Task: Each record below should appear again exactly as written.

Information given:
::::::

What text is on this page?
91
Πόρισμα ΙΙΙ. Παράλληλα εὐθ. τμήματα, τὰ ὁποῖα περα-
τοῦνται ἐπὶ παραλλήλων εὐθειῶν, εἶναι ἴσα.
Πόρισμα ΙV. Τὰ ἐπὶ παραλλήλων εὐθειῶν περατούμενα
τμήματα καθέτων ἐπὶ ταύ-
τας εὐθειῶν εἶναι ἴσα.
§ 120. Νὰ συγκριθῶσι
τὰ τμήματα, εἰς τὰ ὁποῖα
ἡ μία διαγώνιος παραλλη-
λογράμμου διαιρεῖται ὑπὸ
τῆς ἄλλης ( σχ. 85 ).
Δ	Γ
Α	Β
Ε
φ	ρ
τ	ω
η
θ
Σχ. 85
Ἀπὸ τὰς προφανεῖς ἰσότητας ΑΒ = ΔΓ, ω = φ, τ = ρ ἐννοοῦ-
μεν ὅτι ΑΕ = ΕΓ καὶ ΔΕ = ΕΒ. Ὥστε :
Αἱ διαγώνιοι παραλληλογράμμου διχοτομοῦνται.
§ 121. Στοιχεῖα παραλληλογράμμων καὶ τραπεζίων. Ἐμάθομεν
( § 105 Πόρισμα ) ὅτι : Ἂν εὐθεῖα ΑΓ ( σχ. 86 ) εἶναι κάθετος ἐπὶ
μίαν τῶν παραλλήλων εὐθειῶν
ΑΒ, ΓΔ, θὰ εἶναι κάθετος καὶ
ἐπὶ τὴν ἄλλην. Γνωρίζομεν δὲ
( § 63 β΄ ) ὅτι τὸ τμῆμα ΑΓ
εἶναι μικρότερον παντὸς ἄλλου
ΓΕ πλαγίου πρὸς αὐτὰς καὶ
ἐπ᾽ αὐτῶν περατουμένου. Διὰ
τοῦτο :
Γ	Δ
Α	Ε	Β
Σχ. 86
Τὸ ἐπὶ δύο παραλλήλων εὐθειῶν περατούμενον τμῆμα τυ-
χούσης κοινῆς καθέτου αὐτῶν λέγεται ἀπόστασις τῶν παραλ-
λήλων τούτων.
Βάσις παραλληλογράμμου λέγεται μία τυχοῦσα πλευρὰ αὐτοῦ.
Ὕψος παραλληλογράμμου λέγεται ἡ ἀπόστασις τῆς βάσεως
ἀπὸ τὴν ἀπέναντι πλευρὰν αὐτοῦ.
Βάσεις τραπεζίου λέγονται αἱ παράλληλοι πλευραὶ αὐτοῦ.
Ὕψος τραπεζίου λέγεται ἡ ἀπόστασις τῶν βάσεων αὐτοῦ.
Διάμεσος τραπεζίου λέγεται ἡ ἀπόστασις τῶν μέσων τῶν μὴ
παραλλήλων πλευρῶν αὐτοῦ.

::::::

Finished task:
What text is on this page?
91
Πόρισμα ΙΙΙ. Παράλληλα εὐθ. τμήματα, τὰ ὁποῖα περα-
τοῦνται ἐπὶ παραλλήλων εὐθειῶν, εἶναι ἴσα.
Πόρισμα ΙV. Τὰ ἐπὶ παραλλήλων εὐθειῶν περατούμενα
τμήματα καθέτων ἐπὶ ταύ-
τας εὐθειῶν εἶναι ἴσα.
§ 120. Νὰ συγκριθῶσι
τὰ τμήματα, εἰς τὰ ὁποῖα
ἡ μία διαγώνιος παραλλη-
λογράμμου διαιρεῖται ὑπὸ
τῆς ἄλλης ( σχ. 85 ).
Δ	Γ
Α	Β
Ε
φ	ρ
τ	ω
η
θ
Σχ. 85
Ἀπὸ τὰς προφανεῖς ἰσότητας ΑΒ = ΔΓ, ω = φ, τ = ρ ἐννοοῦ-
μεν ὅτι ΑΕ = ΕΓ καὶ ΔΕ = ΕΒ. Ὥστε :
Αἱ διαγώνιοι παραλληλογράμμου διχοτομοῦνται.
§ 121. Στοιχεῖα παραλληλογράμμων καὶ τραπεζίων. Ἐμάθομεν
( § 105 Πόρισμα ) ὅτι : Ἂν εὐθεῖα ΑΓ ( σχ. 86 ) εἶναι κάθετος ἐπὶ
μίαν τῶν παραλλήλων εὐθειῶν
ΑΒ, ΓΔ, θὰ εἶναι κάθετος καὶ
ἐπὶ τὴν ἄλλην. Γνωρίζομεν δὲ
( § 63 β΄ ) ὅτι τὸ τμῆμα ΑΓ
εἶναι μικρότερον παντὸς ἄλλου
ΓΕ πλαγίου πρὸς αὐτὰς καὶ
ἐπ᾽ αὐτῶν περατουμένου. Διὰ
τοῦτο :
Γ	Δ
Α	Ε	Β
Σχ. 86
Τὸ ἐπὶ δύο παραλλήλων εὐθειῶν περατούμενον τμῆμα τυ-
χούσης κοινῆς καθέτου αὐτῶν λέγεται ἀπόστασις τῶν παραλ-
λήλων τούτων.
Βάσις παραλληλογράμμου λέγεται μία τυχοῦσα πλευρὰ αὐτοῦ.
Ὕψος παραλληλογράμμου λέγεται ἡ ἀπόστασις τῆς βάσεως
ἀπὸ τὴν ἀπέναντι πλευρὰν αὐτοῦ.
Βάσεις τραπεζίου λέγονται αἱ παράλληλοι πλευραὶ αὐτοῦ.
Ὕψος τραπεζίου λέγεται ἡ ἀπόστασις τῶν βάσεων αὐτοῦ.
Διάμεσος τραπεζίου λέγεται ἡ ἀπόστασις τῶν μέσων τῶν μὴ
παραλλήλων πλευρῶν αὐτοῦ.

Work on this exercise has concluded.